- **RAW RECORDS**
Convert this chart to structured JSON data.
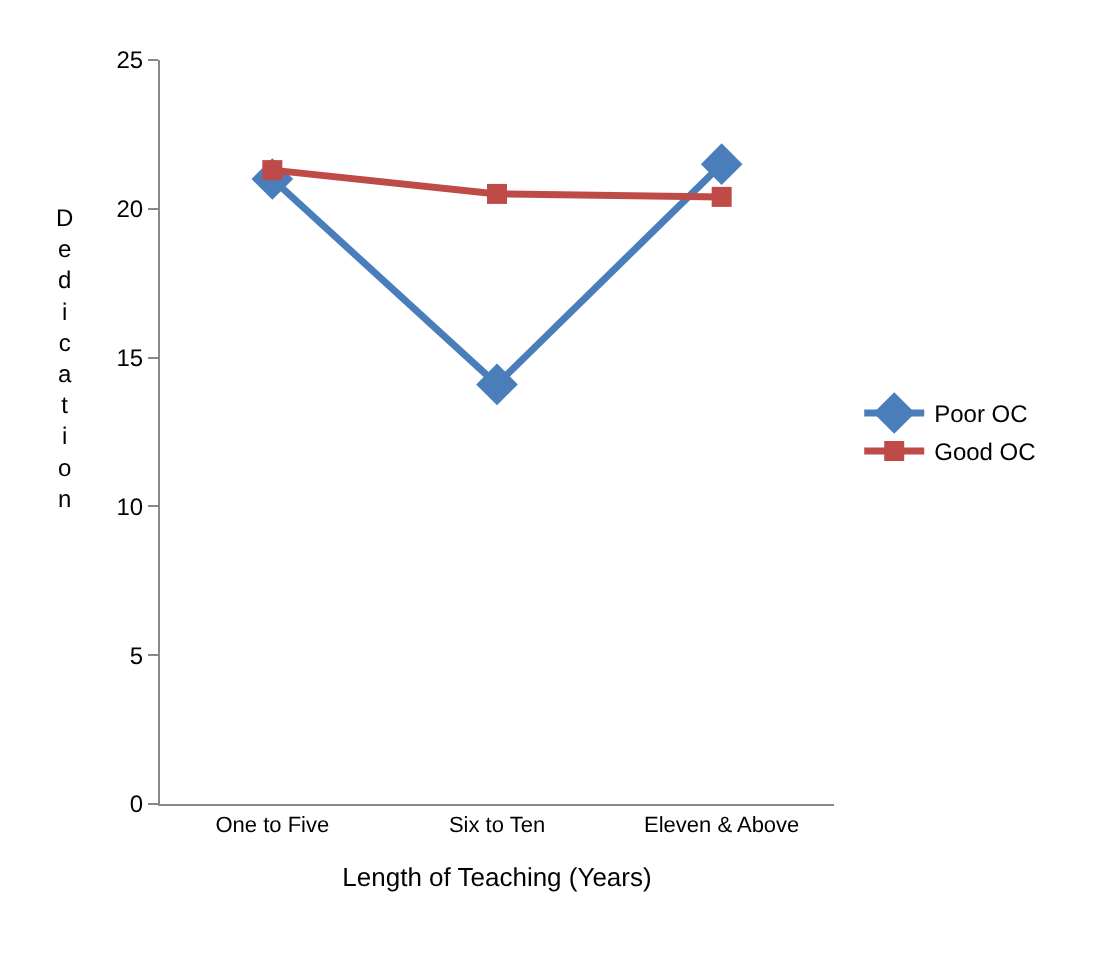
{
  "chart_data": {
    "type": "line",
    "xlabel": "Length of Teaching (Years)",
    "ylabel": "Dedication",
    "categories": [
      "One to Five",
      "Six to Ten",
      "Eleven & Above"
    ],
    "series": [
      {
        "name": "Poor OC",
        "color": "#4a7ebb",
        "values": [
          21.0,
          14.1,
          21.5
        ],
        "marker": "diamond"
      },
      {
        "name": "Good OC",
        "color": "#be4b48",
        "values": [
          21.3,
          20.5,
          20.4
        ],
        "marker": "square"
      }
    ],
    "ylim": [
      0,
      25
    ],
    "yticks": [
      0,
      5,
      10,
      15,
      20,
      25
    ],
    "legend": "right"
  }
}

- **WHAT THE TASK REQUIRES**
Reproduce every entry word for word, but skip any pictures.

- **WRITTEN RESPONSE**
Convert this chart to structured JSON data.
{
  "chart_data": {
    "type": "line",
    "xlabel": "Length of Teaching (Years)",
    "ylabel": "Dedication",
    "categories": [
      "One to Five",
      "Six to Ten",
      "Eleven & Above"
    ],
    "series": [
      {
        "name": "Poor OC",
        "color": "#4a7ebb",
        "values": [
          21.0,
          14.1,
          21.5
        ],
        "marker": "diamond"
      },
      {
        "name": "Good OC",
        "color": "#be4b48",
        "values": [
          21.3,
          20.5,
          20.4
        ],
        "marker": "square"
      }
    ],
    "ylim": [
      0,
      25
    ],
    "yticks": [
      0,
      5,
      10,
      15,
      20,
      25
    ],
    "legend": "right"
  }
}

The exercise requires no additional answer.